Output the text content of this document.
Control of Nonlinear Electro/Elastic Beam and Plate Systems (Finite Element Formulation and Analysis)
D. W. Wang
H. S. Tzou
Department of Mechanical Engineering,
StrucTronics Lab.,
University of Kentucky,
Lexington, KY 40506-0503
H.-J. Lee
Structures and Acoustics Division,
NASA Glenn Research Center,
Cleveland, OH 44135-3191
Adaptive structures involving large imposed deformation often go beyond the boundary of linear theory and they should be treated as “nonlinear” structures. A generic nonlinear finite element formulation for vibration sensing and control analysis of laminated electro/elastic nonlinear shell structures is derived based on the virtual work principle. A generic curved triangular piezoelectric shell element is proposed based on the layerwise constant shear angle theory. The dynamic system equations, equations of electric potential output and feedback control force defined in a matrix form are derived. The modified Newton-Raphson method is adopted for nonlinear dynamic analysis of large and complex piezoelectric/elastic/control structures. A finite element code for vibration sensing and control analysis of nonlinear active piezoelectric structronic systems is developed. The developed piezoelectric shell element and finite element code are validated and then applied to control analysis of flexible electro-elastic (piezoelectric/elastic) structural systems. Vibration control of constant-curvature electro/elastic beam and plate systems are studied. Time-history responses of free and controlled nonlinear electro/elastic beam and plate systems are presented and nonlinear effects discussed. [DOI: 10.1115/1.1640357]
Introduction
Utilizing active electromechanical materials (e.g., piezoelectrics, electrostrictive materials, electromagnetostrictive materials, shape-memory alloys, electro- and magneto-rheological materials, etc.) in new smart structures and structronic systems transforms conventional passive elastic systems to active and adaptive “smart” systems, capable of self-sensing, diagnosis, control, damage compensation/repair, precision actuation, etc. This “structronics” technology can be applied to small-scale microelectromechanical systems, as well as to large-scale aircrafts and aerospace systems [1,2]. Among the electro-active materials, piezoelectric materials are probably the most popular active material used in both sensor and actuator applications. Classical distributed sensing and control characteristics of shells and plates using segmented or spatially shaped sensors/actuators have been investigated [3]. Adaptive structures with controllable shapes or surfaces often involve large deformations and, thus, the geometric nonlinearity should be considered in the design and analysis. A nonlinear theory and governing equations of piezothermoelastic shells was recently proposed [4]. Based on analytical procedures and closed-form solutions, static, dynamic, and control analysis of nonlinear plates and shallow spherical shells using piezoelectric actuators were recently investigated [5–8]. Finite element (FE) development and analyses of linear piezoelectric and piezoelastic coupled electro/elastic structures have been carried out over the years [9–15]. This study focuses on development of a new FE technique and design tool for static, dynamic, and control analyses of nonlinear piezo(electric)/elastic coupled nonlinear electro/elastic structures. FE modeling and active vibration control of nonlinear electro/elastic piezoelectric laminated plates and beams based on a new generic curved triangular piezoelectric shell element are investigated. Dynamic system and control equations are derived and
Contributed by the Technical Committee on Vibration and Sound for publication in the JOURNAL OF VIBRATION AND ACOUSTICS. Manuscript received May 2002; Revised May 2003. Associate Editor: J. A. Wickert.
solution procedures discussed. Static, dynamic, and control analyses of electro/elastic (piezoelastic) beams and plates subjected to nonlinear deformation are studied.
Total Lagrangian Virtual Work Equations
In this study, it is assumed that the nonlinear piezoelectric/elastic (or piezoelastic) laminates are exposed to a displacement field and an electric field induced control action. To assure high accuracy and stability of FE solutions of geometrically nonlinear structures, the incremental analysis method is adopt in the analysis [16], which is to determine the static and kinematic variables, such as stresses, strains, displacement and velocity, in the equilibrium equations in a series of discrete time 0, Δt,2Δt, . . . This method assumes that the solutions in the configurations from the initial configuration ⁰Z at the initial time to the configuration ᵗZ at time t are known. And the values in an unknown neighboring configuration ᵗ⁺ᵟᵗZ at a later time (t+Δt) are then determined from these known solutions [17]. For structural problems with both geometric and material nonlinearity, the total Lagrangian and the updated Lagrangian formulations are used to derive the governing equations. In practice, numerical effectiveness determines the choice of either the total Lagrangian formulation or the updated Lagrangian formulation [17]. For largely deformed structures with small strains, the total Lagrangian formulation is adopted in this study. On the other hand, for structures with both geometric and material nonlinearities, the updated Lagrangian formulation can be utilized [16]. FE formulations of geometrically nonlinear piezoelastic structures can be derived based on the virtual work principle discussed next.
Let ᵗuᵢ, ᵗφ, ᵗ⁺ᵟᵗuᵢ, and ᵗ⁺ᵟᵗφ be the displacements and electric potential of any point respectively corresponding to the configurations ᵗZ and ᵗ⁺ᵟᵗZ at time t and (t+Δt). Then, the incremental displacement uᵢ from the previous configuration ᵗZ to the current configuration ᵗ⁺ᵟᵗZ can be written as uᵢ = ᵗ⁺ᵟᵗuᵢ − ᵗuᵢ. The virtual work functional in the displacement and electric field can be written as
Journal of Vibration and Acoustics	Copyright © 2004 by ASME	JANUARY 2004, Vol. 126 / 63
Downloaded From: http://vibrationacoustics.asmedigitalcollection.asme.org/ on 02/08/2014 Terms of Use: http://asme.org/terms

## What you have to do
Exactly reproduce every line found in the records.

## Answer to this exercise
Output the text content of this document.
Control of Nonlinear Electro/Elastic Beam and Plate Systems (Finite Element Formulation and Analysis)
D. W. Wang
H. S. Tzou
Department of Mechanical Engineering,
StrucTronics Lab.,
University of Kentucky,
Lexington, KY 40506-0503
H.-J. Lee
Structures and Acoustics Division,
NASA Glenn Research Center,
Cleveland, OH 44135-3191
Adaptive structures involving large imposed deformation often go beyond the boundary of linear theory and they should be treated as “nonlinear” structures. A generic nonlinear finite element formulation for vibration sensing and control analysis of laminated electro/elastic nonlinear shell structures is derived based on the virtual work principle. A generic curved triangular piezoelectric shell element is proposed based on the layerwise constant shear angle theory. The dynamic system equations, equations of electric potential output and feedback control force defined in a matrix form are derived. The modified Newton-Raphson method is adopted for nonlinear dynamic analysis of large and complex piezoelectric/elastic/control structures. A finite element code for vibration sensing and control analysis of nonlinear active piezoelectric structronic systems is developed. The developed piezoelectric shell element and finite element code are validated and then applied to control analysis of flexible electro-elastic (piezoelectric/elastic) structural systems. Vibration control of constant-curvature electro/elastic beam and plate systems are studied. Time-history responses of free and controlled nonlinear electro/elastic beam and plate systems are presented and nonlinear effects discussed. [DOI: 10.1115/1.1640357]
Introduction
Utilizing active electromechanical materials (e.g., piezoelectrics, electrostrictive materials, electromagnetostrictive materials, shape-memory alloys, electro- and magneto-rheological materials, etc.) in new smart structures and structronic systems transforms conventional passive elastic systems to active and adaptive “smart” systems, capable of self-sensing, diagnosis, control, damage compensation/repair, precision actuation, etc. This “structronics” technology can be applied to small-scale microelectromechanical systems, as well as to large-scale aircrafts and aerospace systems [1,2]. Among the electro-active materials, piezoelectric materials are probably the most popular active material used in both sensor and actuator applications. Classical distributed sensing and control characteristics of shells and plates using segmented or spatially shaped sensors/actuators have been investigated [3]. Adaptive structures with controllable shapes or surfaces often involve large deformations and, thus, the geometric nonlinearity should be considered in the design and analysis. A nonlinear theory and governing equations of piezothermoelastic shells was recently proposed [4]. Based on analytical procedures and closed-form solutions, static, dynamic, and control analysis of nonlinear plates and shallow spherical shells using piezoelectric actuators were recently investigated [5–8]. Finite element (FE) development and analyses of linear piezoelectric and piezoelastic coupled electro/elastic structures have been carried out over the years [9–15]. This study focuses on development of a new FE technique and design tool for static, dynamic, and control analyses of nonlinear piezo(electric)/elastic coupled nonlinear electro/elastic structures. FE modeling and active vibration control of nonlinear electro/elastic piezoelectric laminated plates and beams based on a new generic curved triangular piezoelectric shell element are investigated. Dynamic system and control equations are derived and
Contributed by the Technical Committee on Vibration and Sound for publication in the JOURNAL OF VIBRATION AND ACOUSTICS. Manuscript received May 2002; Revised May 2003. Associate Editor: J. A. Wickert.
solution procedures discussed. Static, dynamic, and control analyses of electro/elastic (piezoelastic) beams and plates subjected to nonlinear deformation are studied.
Total Lagrangian Virtual Work Equations
In this study, it is assumed that the nonlinear piezoelectric/elastic (or piezoelastic) laminates are exposed to a displacement field and an electric field induced control action. To assure high accuracy and stability of FE solutions of geometrically nonlinear structures, the incremental analysis method is adopt in the analysis [16], which is to determine the static and kinematic variables, such as stresses, strains, displacement and velocity, in the equilibrium equations in a series of discrete time 0, Δt,2Δt, . . . This method assumes that the solutions in the configurations from the initial configuration ⁰Z at the initial time to the configuration ᵗZ at time t are known. And the values in an unknown neighboring configuration ᵗ⁺ᵟᵗZ at a later time (t+Δt) are then determined from these known solutions [17]. For structural problems with both geometric and material nonlinearity, the total Lagrangian and the updated Lagrangian formulations are used to derive the governing equations. In practice, numerical effectiveness determines the choice of either the total Lagrangian formulation or the updated Lagrangian formulation [17]. For largely deformed structures with small strains, the total Lagrangian formulation is adopted in this study. On the other hand, for structures with both geometric and material nonlinearities, the updated Lagrangian formulation can be utilized [16]. FE formulations of geometrically nonlinear piezoelastic structures can be derived based on the virtual work principle discussed next.
Let ᵗuᵢ, ᵗφ, ᵗ⁺ᵟᵗuᵢ, and ᵗ⁺ᵟᵗφ be the displacements and electric potential of any point respectively corresponding to the configurations ᵗZ and ᵗ⁺ᵟᵗZ at time t and (t+Δt). Then, the incremental displacement uᵢ from the previous configuration ᵗZ to the current configuration ᵗ⁺ᵟᵗZ can be written as uᵢ = ᵗ⁺ᵟᵗuᵢ − ᵗuᵢ. The virtual work functional in the displacement and electric field can be written as
Journal of Vibration and Acoustics	Copyright © 2004 by ASME	JANUARY 2004, Vol. 126 / 63
Downloaded From: http://vibrationacoustics.asmedigitalcollection.asme.org/ on 02/08/2014 Terms of Use: http://asme.org/terms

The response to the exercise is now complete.